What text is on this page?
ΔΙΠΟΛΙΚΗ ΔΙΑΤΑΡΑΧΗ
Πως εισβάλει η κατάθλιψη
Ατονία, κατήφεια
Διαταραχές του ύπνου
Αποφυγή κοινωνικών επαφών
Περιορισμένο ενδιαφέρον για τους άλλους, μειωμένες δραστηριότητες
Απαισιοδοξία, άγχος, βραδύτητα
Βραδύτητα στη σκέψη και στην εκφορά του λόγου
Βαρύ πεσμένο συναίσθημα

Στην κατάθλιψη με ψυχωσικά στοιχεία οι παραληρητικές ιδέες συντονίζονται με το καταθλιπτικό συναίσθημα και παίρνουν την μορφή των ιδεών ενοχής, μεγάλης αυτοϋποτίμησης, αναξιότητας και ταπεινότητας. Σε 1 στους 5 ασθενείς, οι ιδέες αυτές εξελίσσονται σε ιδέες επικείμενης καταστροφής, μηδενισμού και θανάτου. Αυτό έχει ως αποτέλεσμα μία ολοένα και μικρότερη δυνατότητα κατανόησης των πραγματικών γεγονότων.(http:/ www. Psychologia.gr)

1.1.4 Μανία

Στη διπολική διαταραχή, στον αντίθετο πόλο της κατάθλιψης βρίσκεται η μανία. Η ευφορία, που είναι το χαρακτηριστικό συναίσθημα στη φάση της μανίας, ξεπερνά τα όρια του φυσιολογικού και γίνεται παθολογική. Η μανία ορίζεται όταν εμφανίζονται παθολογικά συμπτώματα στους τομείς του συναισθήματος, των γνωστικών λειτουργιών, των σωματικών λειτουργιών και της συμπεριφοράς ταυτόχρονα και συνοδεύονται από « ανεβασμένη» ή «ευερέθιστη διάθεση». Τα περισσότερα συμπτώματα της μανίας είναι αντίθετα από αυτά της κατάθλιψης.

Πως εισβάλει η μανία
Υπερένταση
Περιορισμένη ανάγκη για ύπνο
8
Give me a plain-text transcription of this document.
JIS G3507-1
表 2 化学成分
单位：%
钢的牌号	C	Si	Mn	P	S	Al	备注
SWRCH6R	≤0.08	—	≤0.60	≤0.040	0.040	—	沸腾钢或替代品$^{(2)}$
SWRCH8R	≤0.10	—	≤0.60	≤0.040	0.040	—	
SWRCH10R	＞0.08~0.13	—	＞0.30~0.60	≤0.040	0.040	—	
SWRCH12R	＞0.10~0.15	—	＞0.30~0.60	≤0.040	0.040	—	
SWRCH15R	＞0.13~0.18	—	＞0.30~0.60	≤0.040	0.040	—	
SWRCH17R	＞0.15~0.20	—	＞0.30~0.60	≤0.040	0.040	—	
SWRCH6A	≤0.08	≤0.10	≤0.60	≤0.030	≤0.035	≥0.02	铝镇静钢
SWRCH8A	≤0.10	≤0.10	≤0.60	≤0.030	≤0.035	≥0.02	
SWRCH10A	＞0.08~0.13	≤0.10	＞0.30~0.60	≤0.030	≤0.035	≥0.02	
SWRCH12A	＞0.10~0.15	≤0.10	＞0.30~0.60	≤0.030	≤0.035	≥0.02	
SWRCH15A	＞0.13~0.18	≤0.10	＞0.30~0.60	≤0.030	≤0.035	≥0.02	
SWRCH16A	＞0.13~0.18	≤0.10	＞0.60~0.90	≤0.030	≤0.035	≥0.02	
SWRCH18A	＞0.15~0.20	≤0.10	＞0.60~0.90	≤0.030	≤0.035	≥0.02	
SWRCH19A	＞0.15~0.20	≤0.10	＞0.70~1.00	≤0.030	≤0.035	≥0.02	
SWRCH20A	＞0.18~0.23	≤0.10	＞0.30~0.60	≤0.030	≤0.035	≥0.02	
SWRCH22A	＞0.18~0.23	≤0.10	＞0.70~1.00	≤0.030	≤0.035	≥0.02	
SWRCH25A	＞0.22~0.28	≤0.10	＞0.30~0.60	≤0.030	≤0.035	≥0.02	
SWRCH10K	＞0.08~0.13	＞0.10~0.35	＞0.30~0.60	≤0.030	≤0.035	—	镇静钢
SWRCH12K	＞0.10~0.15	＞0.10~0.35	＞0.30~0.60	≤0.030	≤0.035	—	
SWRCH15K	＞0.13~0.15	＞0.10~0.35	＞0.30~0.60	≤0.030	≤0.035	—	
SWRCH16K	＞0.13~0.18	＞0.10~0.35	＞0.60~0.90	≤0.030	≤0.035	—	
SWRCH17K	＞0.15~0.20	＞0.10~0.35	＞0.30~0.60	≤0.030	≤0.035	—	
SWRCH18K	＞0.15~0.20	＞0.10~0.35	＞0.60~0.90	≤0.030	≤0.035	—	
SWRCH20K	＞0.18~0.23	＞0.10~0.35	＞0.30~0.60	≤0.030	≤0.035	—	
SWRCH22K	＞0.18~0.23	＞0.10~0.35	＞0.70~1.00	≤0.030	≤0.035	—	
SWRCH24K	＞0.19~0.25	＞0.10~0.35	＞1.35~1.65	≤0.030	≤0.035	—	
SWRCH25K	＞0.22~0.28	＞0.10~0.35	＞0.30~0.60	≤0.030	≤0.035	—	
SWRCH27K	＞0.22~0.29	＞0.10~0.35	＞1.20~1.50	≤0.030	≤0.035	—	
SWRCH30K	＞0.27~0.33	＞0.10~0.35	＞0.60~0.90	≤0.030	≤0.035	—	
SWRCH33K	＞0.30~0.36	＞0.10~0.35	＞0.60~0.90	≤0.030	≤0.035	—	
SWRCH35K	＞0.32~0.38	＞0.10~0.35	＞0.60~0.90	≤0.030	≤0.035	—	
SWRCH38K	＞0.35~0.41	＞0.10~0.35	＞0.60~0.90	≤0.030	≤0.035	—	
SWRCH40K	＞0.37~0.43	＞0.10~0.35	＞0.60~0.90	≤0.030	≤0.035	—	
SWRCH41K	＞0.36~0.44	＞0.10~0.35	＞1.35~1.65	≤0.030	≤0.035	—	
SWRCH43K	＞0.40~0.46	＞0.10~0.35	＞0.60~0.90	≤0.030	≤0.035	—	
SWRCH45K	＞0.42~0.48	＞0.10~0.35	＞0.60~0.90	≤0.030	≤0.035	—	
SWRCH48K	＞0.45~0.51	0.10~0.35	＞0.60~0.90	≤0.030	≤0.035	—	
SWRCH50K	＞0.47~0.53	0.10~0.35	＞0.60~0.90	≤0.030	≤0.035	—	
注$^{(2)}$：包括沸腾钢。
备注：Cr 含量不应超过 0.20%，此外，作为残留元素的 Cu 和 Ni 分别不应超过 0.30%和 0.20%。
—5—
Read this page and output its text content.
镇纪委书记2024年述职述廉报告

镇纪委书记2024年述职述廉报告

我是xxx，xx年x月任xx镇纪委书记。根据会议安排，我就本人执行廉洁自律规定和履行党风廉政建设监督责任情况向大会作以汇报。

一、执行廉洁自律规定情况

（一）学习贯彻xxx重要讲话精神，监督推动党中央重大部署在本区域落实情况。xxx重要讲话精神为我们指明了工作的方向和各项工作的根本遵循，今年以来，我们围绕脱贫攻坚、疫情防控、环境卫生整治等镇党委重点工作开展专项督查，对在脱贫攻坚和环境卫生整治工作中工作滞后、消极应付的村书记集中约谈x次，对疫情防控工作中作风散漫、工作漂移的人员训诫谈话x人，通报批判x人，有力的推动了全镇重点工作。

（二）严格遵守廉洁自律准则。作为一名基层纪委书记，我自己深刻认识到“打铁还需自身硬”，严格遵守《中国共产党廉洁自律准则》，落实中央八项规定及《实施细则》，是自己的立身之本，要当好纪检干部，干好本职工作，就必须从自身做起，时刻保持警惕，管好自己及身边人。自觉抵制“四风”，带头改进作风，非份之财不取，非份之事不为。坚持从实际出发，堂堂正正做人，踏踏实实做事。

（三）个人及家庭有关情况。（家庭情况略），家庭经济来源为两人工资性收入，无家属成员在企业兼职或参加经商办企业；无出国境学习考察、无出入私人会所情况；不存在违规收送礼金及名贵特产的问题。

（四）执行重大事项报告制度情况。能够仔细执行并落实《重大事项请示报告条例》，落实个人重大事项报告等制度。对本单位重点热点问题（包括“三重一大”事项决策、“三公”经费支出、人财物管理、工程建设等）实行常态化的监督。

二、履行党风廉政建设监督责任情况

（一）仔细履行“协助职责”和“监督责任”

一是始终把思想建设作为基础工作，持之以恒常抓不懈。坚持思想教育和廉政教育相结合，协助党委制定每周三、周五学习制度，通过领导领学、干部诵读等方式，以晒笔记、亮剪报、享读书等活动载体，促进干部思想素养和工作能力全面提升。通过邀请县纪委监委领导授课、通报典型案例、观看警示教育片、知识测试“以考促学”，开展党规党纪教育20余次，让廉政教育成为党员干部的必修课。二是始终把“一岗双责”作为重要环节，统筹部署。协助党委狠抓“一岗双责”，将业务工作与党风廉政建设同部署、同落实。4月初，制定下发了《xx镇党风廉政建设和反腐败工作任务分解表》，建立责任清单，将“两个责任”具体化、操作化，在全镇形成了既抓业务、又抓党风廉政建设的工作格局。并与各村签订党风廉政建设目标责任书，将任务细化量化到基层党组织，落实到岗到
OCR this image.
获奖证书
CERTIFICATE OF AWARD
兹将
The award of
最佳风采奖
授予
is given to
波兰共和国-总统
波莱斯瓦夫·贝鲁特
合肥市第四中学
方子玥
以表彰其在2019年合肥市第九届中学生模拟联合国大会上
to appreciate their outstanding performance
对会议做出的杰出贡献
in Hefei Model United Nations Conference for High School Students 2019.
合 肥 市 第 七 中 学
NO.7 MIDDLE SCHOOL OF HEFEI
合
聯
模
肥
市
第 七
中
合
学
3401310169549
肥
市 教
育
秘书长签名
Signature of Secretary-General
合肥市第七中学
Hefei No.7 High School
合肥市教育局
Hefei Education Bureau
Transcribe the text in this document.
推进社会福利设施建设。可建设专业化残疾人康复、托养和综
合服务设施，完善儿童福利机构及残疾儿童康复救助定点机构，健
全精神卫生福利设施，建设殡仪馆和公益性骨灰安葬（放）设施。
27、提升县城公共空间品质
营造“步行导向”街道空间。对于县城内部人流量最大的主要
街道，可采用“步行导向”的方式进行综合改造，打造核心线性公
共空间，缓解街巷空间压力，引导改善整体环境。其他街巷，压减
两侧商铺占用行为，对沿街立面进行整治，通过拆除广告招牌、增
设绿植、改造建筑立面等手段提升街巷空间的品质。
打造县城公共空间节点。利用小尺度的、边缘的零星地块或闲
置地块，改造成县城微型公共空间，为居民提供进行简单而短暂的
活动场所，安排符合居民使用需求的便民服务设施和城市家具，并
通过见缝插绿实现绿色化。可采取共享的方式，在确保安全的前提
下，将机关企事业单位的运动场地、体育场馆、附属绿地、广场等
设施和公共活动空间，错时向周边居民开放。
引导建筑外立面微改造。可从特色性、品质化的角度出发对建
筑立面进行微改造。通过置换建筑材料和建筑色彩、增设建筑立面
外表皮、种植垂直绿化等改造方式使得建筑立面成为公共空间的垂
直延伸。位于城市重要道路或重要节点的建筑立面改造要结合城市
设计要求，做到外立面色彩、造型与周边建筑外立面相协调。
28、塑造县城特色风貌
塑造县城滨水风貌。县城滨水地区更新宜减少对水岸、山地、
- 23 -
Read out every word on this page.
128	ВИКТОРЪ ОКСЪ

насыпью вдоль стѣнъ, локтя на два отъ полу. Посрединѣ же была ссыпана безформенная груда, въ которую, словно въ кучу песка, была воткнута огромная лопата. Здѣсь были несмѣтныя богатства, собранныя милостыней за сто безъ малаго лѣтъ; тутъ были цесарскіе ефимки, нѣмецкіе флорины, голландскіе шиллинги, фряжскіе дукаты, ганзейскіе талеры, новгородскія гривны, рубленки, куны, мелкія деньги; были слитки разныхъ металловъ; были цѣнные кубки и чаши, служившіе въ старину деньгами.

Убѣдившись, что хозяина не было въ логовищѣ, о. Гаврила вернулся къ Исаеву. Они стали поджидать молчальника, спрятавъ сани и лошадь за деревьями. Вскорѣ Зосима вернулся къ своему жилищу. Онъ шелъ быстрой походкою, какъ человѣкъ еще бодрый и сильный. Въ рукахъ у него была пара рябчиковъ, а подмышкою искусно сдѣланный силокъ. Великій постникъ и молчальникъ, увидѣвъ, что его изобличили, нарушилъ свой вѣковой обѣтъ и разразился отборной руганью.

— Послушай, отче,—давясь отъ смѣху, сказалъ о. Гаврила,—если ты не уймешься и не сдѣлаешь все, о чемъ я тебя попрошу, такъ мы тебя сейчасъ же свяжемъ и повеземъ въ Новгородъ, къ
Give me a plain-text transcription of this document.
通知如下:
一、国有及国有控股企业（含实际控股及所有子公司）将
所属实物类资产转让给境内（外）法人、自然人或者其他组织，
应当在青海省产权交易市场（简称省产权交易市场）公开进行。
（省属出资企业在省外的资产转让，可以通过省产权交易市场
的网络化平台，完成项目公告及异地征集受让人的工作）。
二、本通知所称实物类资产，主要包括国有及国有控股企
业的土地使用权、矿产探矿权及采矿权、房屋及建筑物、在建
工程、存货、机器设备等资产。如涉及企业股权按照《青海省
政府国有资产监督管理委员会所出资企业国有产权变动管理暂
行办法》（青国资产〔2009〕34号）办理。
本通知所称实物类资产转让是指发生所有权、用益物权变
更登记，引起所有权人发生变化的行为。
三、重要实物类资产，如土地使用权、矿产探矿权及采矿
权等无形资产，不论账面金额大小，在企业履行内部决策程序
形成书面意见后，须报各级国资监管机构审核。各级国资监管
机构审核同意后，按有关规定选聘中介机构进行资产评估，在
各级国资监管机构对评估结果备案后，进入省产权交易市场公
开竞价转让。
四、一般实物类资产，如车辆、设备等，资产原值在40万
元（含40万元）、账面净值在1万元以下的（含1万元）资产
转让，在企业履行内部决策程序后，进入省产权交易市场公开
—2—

-----

▸ Task description:
Sift through the entries and copy every line with "εισβάλει".

▸ Full output:
Πως εισβάλει η κατάθλιψη
Πως εισβάλει η μανία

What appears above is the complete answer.